>> Start Records for the task

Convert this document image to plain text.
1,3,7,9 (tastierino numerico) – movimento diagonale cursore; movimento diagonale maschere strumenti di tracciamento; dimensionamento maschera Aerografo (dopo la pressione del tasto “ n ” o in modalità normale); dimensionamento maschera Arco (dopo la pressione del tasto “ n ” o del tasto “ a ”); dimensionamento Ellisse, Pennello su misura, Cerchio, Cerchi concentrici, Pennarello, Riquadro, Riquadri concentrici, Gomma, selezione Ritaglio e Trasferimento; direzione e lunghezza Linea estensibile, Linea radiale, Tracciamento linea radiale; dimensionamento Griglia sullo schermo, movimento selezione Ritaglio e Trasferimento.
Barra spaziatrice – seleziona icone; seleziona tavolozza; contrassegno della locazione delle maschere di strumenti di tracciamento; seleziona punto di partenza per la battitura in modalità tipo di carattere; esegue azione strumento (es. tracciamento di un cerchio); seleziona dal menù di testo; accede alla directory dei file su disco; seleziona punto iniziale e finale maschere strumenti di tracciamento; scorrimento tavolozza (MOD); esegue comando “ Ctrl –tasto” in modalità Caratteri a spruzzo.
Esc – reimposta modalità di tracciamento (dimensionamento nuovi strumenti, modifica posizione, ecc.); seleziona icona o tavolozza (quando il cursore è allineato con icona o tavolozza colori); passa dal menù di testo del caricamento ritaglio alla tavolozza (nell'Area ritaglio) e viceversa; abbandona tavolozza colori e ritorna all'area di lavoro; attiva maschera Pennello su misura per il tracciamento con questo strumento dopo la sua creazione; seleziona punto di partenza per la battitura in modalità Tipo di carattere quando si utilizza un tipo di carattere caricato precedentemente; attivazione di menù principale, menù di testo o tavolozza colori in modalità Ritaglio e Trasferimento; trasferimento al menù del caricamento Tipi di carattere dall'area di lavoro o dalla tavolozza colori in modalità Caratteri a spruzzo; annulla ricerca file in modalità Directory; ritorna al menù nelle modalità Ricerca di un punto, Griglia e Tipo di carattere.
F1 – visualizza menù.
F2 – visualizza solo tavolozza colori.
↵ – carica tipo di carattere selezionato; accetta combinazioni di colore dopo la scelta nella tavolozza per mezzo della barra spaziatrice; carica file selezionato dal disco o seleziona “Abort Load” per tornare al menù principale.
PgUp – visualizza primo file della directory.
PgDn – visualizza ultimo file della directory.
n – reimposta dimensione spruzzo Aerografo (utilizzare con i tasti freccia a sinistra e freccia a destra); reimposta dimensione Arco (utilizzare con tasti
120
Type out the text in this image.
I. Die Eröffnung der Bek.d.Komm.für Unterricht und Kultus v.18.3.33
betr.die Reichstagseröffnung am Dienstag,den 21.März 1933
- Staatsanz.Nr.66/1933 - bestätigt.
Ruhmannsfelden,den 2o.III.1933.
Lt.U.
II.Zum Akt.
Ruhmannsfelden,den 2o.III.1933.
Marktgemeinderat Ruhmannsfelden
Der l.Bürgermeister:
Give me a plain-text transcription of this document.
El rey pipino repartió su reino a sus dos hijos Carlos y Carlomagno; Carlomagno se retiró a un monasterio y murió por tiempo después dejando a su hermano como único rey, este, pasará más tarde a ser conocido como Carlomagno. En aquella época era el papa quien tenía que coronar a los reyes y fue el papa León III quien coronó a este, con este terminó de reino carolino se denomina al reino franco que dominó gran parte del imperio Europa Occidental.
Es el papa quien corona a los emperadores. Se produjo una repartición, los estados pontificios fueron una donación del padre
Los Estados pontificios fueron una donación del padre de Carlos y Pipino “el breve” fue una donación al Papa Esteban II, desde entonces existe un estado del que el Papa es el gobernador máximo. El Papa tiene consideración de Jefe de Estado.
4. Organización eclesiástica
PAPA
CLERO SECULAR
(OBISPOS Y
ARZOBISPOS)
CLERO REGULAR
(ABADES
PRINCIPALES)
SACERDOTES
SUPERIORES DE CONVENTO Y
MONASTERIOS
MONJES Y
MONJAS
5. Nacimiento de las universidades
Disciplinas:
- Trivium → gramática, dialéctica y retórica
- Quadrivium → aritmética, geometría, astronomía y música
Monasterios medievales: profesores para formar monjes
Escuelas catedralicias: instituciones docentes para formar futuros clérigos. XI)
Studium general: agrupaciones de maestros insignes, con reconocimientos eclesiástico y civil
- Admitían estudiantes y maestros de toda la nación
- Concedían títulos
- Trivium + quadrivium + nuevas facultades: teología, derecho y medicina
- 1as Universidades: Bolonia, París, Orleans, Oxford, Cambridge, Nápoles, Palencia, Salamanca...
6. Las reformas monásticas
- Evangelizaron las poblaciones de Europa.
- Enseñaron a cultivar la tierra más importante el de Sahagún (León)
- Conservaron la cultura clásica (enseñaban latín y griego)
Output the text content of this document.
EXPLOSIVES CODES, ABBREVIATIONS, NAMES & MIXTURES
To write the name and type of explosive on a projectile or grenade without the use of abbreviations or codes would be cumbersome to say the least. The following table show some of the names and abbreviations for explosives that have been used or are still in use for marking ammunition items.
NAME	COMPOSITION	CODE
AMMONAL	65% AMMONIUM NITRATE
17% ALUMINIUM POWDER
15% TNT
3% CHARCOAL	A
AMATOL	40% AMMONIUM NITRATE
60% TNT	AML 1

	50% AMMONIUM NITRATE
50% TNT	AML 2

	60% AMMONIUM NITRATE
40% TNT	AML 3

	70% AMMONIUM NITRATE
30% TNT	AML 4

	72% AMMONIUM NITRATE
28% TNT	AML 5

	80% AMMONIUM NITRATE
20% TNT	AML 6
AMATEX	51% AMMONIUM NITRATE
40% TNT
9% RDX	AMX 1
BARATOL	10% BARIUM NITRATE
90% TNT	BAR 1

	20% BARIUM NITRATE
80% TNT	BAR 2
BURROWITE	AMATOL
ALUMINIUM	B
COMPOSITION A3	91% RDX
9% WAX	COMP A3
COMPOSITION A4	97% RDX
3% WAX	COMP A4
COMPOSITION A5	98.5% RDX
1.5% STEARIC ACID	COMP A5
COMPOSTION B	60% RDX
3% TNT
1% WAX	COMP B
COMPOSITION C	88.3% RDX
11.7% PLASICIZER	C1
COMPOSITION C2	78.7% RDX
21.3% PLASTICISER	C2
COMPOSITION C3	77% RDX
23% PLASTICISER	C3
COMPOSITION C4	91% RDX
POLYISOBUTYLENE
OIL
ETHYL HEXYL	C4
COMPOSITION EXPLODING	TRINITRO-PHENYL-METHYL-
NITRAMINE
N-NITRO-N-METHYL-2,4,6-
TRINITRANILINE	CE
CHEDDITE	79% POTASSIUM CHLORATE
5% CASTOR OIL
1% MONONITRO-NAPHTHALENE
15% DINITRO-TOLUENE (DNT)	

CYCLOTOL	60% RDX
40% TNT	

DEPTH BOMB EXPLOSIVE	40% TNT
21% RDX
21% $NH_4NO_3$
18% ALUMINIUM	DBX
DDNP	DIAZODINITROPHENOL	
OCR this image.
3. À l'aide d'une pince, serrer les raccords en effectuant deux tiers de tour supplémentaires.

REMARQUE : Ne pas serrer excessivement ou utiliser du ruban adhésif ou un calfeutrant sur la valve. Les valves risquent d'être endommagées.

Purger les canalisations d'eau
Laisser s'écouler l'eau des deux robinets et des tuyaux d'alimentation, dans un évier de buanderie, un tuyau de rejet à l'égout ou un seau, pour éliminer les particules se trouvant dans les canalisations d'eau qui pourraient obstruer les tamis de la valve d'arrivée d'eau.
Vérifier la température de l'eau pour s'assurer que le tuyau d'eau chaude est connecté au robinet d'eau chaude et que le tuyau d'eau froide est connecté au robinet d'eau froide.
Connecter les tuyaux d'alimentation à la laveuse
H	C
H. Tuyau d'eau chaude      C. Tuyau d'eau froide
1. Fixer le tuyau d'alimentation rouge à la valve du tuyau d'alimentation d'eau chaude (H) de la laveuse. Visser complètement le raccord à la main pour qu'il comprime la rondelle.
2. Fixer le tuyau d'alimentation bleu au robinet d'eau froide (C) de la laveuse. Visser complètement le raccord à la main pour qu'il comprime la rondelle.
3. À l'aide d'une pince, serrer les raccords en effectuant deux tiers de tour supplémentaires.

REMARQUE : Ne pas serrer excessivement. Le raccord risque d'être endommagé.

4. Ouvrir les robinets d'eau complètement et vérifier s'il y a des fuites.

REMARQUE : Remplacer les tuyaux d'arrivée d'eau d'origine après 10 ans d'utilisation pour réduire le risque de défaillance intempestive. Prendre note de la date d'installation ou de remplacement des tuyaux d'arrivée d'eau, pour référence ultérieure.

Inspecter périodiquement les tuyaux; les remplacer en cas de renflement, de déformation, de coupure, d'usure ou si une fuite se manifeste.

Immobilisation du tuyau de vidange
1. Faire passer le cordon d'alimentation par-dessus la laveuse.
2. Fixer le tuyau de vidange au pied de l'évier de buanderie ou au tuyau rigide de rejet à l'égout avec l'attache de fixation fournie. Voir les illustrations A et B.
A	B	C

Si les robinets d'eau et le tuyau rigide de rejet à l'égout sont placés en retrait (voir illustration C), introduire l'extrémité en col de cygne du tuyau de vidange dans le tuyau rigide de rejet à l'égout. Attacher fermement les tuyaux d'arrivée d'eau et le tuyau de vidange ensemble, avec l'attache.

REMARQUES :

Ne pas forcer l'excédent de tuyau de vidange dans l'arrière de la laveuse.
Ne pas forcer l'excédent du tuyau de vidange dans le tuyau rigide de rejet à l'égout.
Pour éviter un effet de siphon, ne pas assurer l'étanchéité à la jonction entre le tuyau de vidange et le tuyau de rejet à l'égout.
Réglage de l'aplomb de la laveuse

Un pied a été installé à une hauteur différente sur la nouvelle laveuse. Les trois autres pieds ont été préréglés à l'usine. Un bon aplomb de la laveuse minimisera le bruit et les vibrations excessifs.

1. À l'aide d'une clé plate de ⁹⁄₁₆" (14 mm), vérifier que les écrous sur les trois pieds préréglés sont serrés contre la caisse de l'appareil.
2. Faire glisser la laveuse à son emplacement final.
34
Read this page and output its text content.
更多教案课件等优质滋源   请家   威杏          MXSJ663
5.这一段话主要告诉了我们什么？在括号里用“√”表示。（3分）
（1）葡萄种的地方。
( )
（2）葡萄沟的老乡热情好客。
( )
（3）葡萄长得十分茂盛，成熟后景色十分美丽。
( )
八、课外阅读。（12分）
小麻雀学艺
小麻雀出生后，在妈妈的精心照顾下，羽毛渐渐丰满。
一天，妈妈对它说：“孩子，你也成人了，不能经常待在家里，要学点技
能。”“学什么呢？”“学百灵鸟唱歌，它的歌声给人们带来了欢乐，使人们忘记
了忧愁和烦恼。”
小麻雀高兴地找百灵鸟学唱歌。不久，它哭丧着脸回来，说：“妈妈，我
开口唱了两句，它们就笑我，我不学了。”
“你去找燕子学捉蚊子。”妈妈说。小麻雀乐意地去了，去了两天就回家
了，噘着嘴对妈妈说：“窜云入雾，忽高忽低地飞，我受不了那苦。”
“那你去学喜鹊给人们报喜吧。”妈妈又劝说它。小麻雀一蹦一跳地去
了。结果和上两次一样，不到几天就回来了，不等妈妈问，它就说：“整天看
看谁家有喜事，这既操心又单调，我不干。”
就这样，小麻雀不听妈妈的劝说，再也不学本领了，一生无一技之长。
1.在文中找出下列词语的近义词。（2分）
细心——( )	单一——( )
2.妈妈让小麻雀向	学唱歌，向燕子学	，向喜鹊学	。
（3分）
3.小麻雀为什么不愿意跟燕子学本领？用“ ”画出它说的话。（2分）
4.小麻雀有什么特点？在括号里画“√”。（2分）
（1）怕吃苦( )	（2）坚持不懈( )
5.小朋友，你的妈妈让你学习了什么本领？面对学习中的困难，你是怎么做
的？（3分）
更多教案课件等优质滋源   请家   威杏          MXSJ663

>> End Records for the task

What needs to be done: Write out each line of the data that holds the string "Trivium".

Result below:
- Trivium → gramática, dialéctica y retórica
- Trivium + quadrivium + nuevas facultades: teología, derecho y medicina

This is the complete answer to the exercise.